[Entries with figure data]
** begin **
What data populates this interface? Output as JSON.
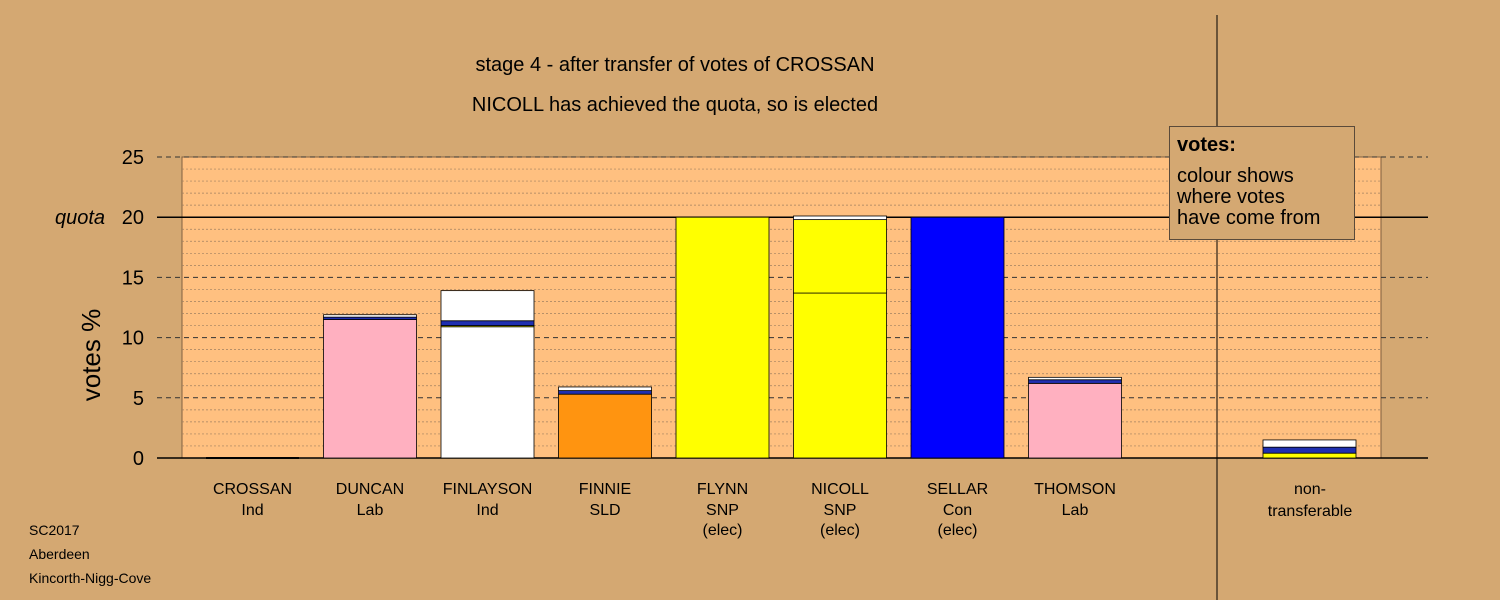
{
  "chart_data": {
    "type": "bar",
    "stacked": true,
    "title": "stage 4 - after transfer of votes of CROSSAN",
    "subtitle": "NICOLL has achieved the quota, so is elected",
    "ylabel": "votes %",
    "ylim": [
      0,
      25
    ],
    "yticks": [
      0,
      5,
      10,
      15,
      20,
      25
    ],
    "quota": {
      "label": "quota",
      "value": 20
    },
    "grid": true,
    "candidates": [
      {
        "name": "CROSSAN",
        "party": "Ind",
        "status": "",
        "segments": []
      },
      {
        "name": "DUNCAN",
        "party": "Lab",
        "status": "",
        "segments": [
          {
            "value": 11.5,
            "color": "#ffb0c0"
          },
          {
            "value": 0.2,
            "color": "#1f2fb0"
          },
          {
            "value": 0.2,
            "color": "#ffffff"
          }
        ]
      },
      {
        "name": "FINLAYSON",
        "party": "Ind",
        "status": "",
        "segments": [
          {
            "value": 10.9,
            "color": "#ffffff"
          },
          {
            "value": 0.1,
            "color": "#ffff00"
          },
          {
            "value": 0.4,
            "color": "#1f2fb0"
          },
          {
            "value": 2.5,
            "color": "#ffffff"
          }
        ]
      },
      {
        "name": "FINNIE",
        "party": "SLD",
        "status": "",
        "segments": [
          {
            "value": 5.3,
            "color": "#ff9410"
          },
          {
            "value": 0.3,
            "color": "#1f2fb0"
          },
          {
            "value": 0.3,
            "color": "#ffffff"
          }
        ]
      },
      {
        "name": "FLYNN",
        "party": "SNP",
        "status": "(elec)",
        "segments": [
          {
            "value": 20.0,
            "color": "#ffff00"
          }
        ]
      },
      {
        "name": "NICOLL",
        "party": "SNP",
        "status": "(elec)",
        "segments": [
          {
            "value": 13.7,
            "color": "#ffff00"
          },
          {
            "value": 6.1,
            "color": "#ffff00"
          },
          {
            "value": 0.3,
            "color": "#ffffff"
          }
        ]
      },
      {
        "name": "SELLAR",
        "party": "Con",
        "status": "(elec)",
        "segments": [
          {
            "value": 20.0,
            "color": "#0000ff"
          }
        ]
      },
      {
        "name": "THOMSON",
        "party": "Lab",
        "status": "",
        "segments": [
          {
            "value": 6.2,
            "color": "#ffb0c0"
          },
          {
            "value": 0.3,
            "color": "#1f2fb0"
          },
          {
            "value": 0.2,
            "color": "#ffffff"
          }
        ]
      }
    ],
    "non_transferable": {
      "label_lines": [
        "non-",
        "transferable"
      ],
      "segments": [
        {
          "value": 0.4,
          "color": "#ffff00"
        },
        {
          "value": 0.5,
          "color": "#1f2fb0"
        },
        {
          "value": 0.6,
          "color": "#ffffff"
        }
      ]
    }
  },
  "legend": {
    "title": "votes:",
    "lines": [
      "colour shows",
      "where votes",
      "have come from"
    ]
  },
  "footer": [
    "SC2017",
    "Aberdeen",
    "Kincorth-Nigg-Cove"
  ]
}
** end **
■ **Given instruction**: Reproduce each record above by retyping it exactly; omit all images.

■ **Answer to this exercise**:
What data populates this interface? Output as JSON.
{
  "chart_data": {
    "type": "bar",
    "stacked": true,
    "title": "stage 4 - after transfer of votes of CROSSAN",
    "subtitle": "NICOLL has achieved the quota, so is elected",
    "ylabel": "votes %",
    "ylim": [
      0,
      25
    ],
    "yticks": [
      0,
      5,
      10,
      15,
      20,
      25
    ],
    "quota": {
      "label": "quota",
      "value": 20
    },
    "grid": true,
    "candidates": [
      {
        "name": "CROSSAN",
        "party": "Ind",
        "status": "",
        "segments": []
      },
      {
        "name": "DUNCAN",
        "party": "Lab",
        "status": "",
        "segments": [
          {
            "value": 11.5,
            "color": "#ffb0c0"
          },
          {
            "value": 0.2,
            "color": "#1f2fb0"
          },
          {
            "value": 0.2,
            "color": "#ffffff"
          }
        ]
      },
      {
        "name": "FINLAYSON",
        "party": "Ind",
        "status": "",
        "segments": [
          {
            "value": 10.9,
            "color": "#ffffff"
          },
          {
            "value": 0.1,
            "color": "#ffff00"
          },
          {
            "value": 0.4,
            "color": "#1f2fb0"
          },
          {
            "value": 2.5,
            "color": "#ffffff"
          }
        ]
      },
      {
        "name": "FINNIE",
        "party": "SLD",
        "status": "",
        "segments": [
          {
            "value": 5.3,
            "color": "#ff9410"
          },
          {
            "value": 0.3,
            "color": "#1f2fb0"
          },
          {
            "value": 0.3,
            "color": "#ffffff"
          }
        ]
      },
      {
        "name": "FLYNN",
        "party": "SNP",
        "status": "(elec)",
        "segments": [
          {
            "value": 20.0,
            "color": "#ffff00"
          }
        ]
      },
      {
        "name": "NICOLL",
        "party": "SNP",
        "status": "(elec)",
        "segments": [
          {
            "value": 13.7,
            "color": "#ffff00"
          },
          {
            "value": 6.1,
            "color": "#ffff00"
          },
          {
            "value": 0.3,
            "color": "#ffffff"
          }
        ]
      },
      {
        "name": "SELLAR",
        "party": "Con",
        "status": "(elec)",
        "segments": [
          {
            "value": 20.0,
            "color": "#0000ff"
          }
        ]
      },
      {
        "name": "THOMSON",
        "party": "Lab",
        "status": "",
        "segments": [
          {
            "value": 6.2,
            "color": "#ffb0c0"
          },
          {
            "value": 0.3,
            "color": "#1f2fb0"
          },
          {
            "value": 0.2,
            "color": "#ffffff"
          }
        ]
      }
    ],
    "non_transferable": {
      "label_lines": [
        "non-",
        "transferable"
      ],
      "segments": [
        {
          "value": 0.4,
          "color": "#ffff00"
        },
        {
          "value": 0.5,
          "color": "#1f2fb0"
        },
        {
          "value": 0.6,
          "color": "#ffffff"
        }
      ]
    }
  },
  "legend": {
    "title": "votes:",
    "lines": [
      "colour shows",
      "where votes",
      "have come from"
    ]
  },
  "footer": [
    "SC2017",
    "Aberdeen",
    "Kincorth-Nigg-Cove"
  ]
}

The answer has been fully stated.